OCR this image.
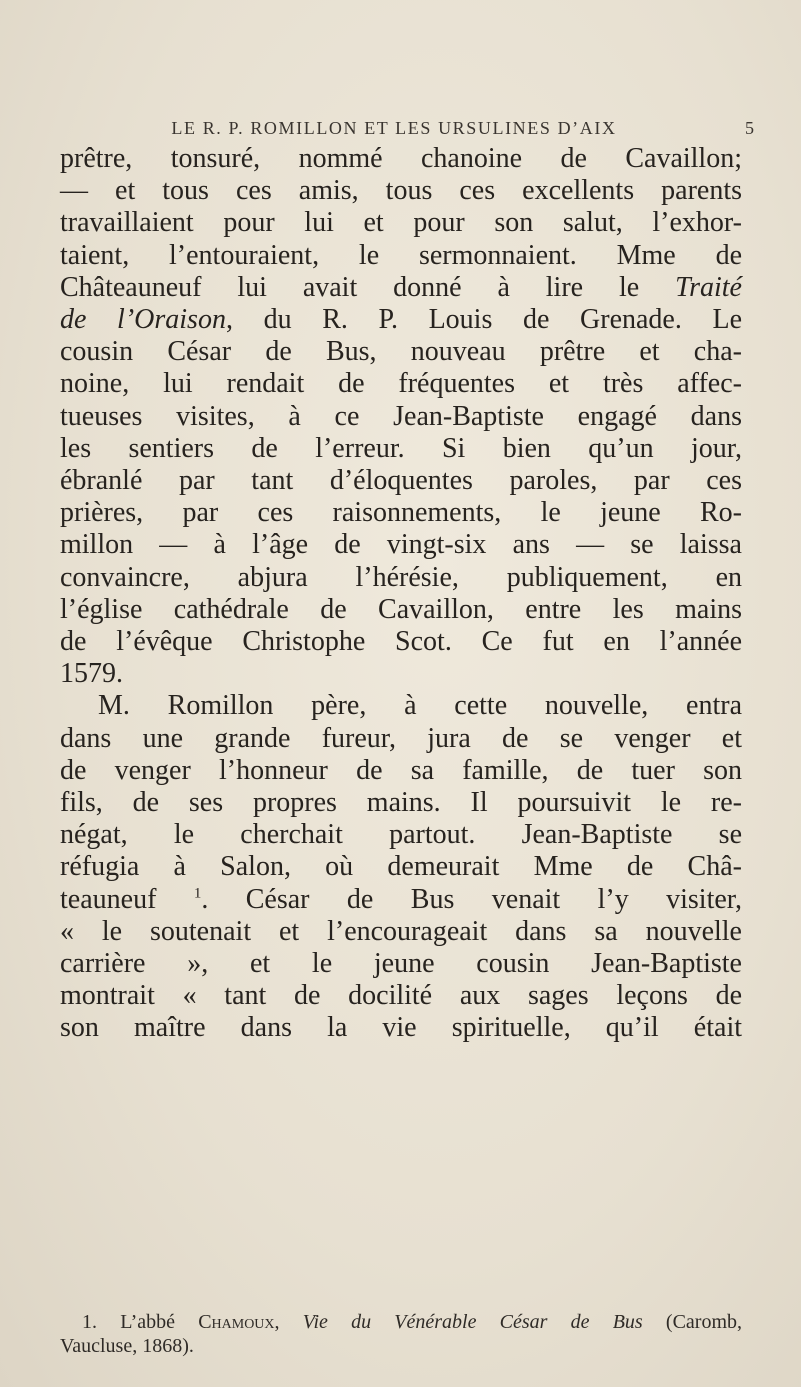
LE R. P. ROMILLON ET LES URSULINES D’AIX	5
prêtre, tonsuré, nommé chanoine de Cavaillon;
— et tous ces amis, tous ces excellents parents
travaillaient pour lui et pour son salut, l’exhor-
taient, l’entouraient, le sermonnaient. Mme de
Châteauneuf lui avait donné à lire le Traité
de l’Oraison, du R. P. Louis de Grenade. Le
cousin César de Bus, nouveau prêtre et cha-
noine, lui rendait de fréquentes et très affec-
tueuses visites, à ce Jean-Baptiste engagé dans
les sentiers de l’erreur. Si bien qu’un jour,
ébranlé par tant d’éloquentes paroles, par ces
prières, par ces raisonnements, le jeune Ro-
millon — à l’âge de vingt-six ans — se laissa
convaincre, abjura l’hérésie, publiquement, en
l’église cathédrale de Cavaillon, entre les mains
de l’évêque Christophe Scot. Ce fut en l’année
1579.
M. Romillon père, à cette nouvelle, entra
dans une grande fureur, jura de se venger et
de venger l’honneur de sa famille, de tuer son
fils, de ses propres mains. Il poursuivit le re-
négat, le cherchait partout. Jean-Baptiste se
réfugia à Salon, où demeurait Mme de Châ-
teauneuf $^1$. César de Bus venait l’y visiter,
« le soutenait et l’encourageait dans sa nouvelle
carrière », et le jeune cousin Jean-Baptiste
montrait « tant de docilité aux sages leçons de
son maître dans la vie spirituelle, qu’il était
1. L’abbé Chamoux, Vie du Vénérable César de Bus (Caromb,
Vaucluse, 1868).
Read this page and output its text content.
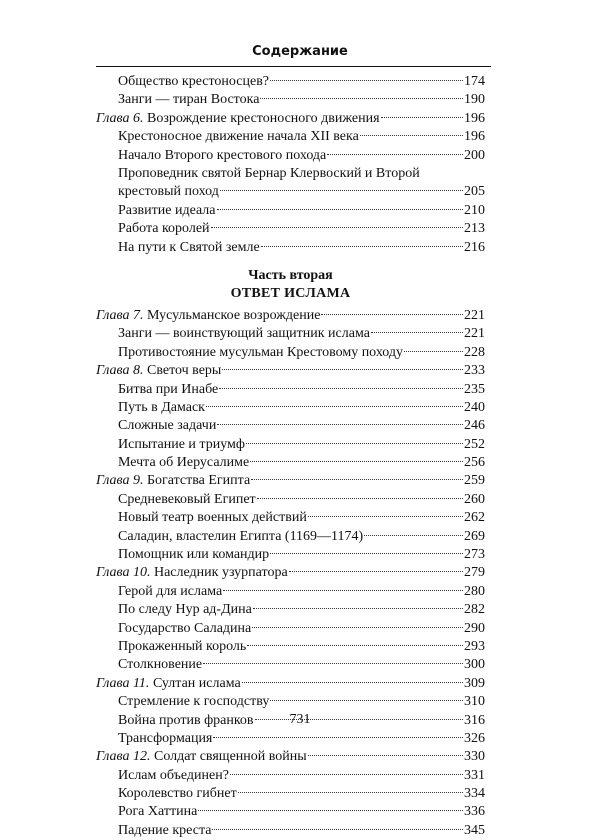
Содержание
Общество крестоносцев?	174
Занги — тиран Востока	190
Глава 6. Возрождение крестоносного движения	196
Крестоносное движение начала XII века	196
Начало Второго крестового похода	200
Проповедник святой Бернар Клервоский и Второй
крестовый поход	205
Развитие идеала	210
Работа королей	213
На пути к Святой земле	216
Часть вторая
ОТВЕТ ИСЛАМА
Глава 7. Мусульманское возрождение	221
Занги — воинствующий защитник ислама	221
Противостояние мусульман Крестовому походу	228
Глава 8. Светоч веры	233
Битва при Инабе	235
Путь в Дамаск	240
Сложные задачи	246
Испытание и триумф	252
Мечта об Иерусалиме	256
Глава 9. Богатства Египта	259
Средневековый Египет	260
Новый театр военных действий	262
Саладин, властелин Египта (1169—1174)	269
Помощник или командир	273
Глава 10. Наследник узурпатора	279
Герой для ислама	280
По следу Нур ад-Дина	282
Государство Саладина	290
Прокаженный король	293
Столкновение	300
Глава 11. Султан ислама	309
Стремление к господству	310
Война против франков	316
Трансформация	326
Глава 12. Солдат священной войны	330
Ислам объединен?	331
Королевство гибнет	334
Рога Хаттина	336
Падение креста	345
731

- - - -

— Your objective —
Gather all lines from the listing above in which "mains" occurs.

— Solution —
l’église cathédrale de Cavaillon, entre les mains
fils, de ses propres mains. Il poursuivit le re-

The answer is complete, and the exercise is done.